### PROBLEM DETAILS
In the data below, find every line with the string "النبلاء" and pull it out.

-- begin --

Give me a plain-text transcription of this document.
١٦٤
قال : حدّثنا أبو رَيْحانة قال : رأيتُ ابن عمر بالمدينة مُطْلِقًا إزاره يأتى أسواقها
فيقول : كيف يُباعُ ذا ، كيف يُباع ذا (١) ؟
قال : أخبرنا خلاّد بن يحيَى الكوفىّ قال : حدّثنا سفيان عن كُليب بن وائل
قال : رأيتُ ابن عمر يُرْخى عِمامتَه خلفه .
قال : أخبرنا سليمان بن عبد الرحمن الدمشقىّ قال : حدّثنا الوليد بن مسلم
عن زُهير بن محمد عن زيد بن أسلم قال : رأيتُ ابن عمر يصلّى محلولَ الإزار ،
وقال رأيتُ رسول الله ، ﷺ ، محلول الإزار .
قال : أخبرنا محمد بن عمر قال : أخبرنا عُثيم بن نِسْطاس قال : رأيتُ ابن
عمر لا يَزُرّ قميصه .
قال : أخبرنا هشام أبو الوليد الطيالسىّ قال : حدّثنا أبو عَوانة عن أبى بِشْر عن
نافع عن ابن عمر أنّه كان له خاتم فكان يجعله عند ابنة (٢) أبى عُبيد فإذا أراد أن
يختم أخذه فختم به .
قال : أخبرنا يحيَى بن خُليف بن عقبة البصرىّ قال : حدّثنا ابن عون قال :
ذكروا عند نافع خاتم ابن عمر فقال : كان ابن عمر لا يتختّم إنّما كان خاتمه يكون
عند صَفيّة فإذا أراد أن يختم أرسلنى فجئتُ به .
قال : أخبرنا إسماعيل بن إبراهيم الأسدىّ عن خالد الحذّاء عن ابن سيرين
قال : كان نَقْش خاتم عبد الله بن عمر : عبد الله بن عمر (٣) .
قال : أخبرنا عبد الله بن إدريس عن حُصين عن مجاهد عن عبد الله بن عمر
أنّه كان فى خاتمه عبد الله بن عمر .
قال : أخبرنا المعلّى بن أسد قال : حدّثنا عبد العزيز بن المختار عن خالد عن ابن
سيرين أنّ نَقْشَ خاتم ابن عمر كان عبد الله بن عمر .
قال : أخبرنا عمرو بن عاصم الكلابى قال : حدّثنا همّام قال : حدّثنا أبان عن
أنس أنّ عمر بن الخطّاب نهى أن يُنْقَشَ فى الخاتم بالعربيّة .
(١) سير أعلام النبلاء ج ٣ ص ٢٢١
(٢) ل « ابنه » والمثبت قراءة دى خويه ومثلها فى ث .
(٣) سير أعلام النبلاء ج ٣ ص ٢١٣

-- end --
-- begin --

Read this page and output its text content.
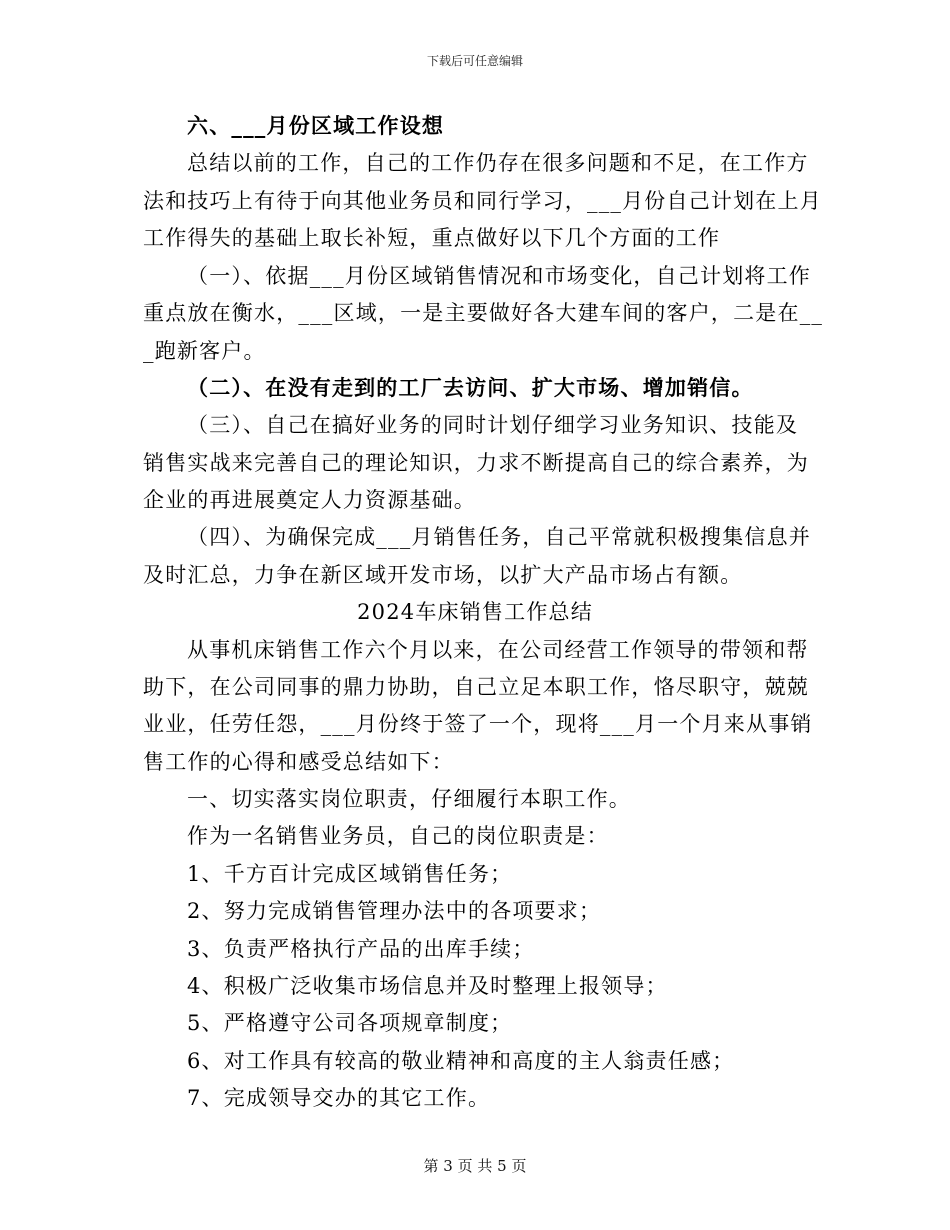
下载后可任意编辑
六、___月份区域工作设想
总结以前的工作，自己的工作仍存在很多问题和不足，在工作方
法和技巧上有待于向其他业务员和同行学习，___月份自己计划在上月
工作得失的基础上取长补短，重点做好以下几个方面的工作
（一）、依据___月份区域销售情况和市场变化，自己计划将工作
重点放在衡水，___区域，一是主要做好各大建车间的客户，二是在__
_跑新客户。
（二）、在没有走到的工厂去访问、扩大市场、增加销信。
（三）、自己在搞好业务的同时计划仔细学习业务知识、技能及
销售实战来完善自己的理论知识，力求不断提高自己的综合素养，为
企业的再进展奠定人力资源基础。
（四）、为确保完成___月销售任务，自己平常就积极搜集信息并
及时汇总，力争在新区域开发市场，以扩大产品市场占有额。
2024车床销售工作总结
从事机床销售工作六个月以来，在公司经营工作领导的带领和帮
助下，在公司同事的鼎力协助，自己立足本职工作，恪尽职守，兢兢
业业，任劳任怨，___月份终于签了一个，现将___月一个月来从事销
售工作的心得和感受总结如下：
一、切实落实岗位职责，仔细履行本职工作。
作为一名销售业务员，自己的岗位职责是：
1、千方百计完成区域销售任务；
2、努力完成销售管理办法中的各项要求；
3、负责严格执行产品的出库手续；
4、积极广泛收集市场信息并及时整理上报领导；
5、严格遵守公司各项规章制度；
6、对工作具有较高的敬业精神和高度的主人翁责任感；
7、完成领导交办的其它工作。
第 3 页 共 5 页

-- end --

### RESPONSE TO THIS EXERCISE
(١) سير أعلام النبلاء ج ٣ ص ٢٢١
(٣) سير أعلام النبلاء ج ٣ ص ٢١٣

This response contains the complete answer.